# SUPPLIED DATA start
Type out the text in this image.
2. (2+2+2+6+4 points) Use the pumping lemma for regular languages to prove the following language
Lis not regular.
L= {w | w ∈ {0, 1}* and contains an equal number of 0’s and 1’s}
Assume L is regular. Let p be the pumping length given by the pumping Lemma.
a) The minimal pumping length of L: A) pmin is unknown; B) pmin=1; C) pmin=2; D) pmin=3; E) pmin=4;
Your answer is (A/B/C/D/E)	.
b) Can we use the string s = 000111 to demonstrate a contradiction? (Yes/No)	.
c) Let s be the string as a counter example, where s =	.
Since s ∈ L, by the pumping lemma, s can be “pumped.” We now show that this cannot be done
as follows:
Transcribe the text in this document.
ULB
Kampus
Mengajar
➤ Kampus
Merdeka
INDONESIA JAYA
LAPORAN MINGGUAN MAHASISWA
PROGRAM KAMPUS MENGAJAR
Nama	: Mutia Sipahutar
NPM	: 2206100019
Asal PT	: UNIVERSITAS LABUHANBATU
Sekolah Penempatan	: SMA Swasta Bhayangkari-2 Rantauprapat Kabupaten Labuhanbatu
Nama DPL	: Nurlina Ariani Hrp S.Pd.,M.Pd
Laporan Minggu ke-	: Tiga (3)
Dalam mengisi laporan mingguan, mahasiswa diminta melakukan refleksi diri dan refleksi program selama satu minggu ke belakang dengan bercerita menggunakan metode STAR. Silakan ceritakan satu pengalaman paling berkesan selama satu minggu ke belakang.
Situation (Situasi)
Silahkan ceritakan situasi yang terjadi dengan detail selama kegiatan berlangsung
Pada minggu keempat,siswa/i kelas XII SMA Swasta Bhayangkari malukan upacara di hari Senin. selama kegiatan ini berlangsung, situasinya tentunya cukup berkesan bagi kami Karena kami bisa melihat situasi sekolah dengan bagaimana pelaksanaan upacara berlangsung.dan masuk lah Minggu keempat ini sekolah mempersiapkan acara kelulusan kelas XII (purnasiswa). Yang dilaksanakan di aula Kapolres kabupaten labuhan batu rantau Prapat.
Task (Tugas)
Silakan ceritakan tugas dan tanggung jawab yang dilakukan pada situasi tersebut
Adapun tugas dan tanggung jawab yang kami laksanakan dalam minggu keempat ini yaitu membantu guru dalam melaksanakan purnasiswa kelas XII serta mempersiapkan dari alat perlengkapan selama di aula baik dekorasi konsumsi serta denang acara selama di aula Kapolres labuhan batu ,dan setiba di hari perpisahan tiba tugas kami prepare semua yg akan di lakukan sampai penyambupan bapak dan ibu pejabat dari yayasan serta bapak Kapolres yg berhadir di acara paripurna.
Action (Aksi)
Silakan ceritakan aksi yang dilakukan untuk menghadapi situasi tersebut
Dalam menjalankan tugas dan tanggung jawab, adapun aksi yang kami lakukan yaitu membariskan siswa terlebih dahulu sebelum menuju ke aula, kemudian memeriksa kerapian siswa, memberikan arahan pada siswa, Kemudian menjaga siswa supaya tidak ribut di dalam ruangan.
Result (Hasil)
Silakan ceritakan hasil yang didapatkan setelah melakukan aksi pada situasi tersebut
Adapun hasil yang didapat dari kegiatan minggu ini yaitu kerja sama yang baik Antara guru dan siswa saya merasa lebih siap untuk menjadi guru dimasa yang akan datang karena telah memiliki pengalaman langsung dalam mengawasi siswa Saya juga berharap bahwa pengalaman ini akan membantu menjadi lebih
# SUPPLIED DATA end
#### [EXERCISE DIRECTIONS]
Pick out the lines containing the word "untuk" and show them.

#### [OUTPUT]
Silakan ceritakan aksi yang dilakukan untuk menghadapi situasi tersebut
Adapun hasil yang didapat dari kegiatan minggu ini yaitu kerja sama yang baik Antara guru dan siswa saya merasa lebih siap untuk menjadi guru dimasa yang akan datang karena telah memiliki pengalaman langsung dalam mengawasi siswa Saya juga berharap bahwa pengalaman ini akan membantu menjadi lebih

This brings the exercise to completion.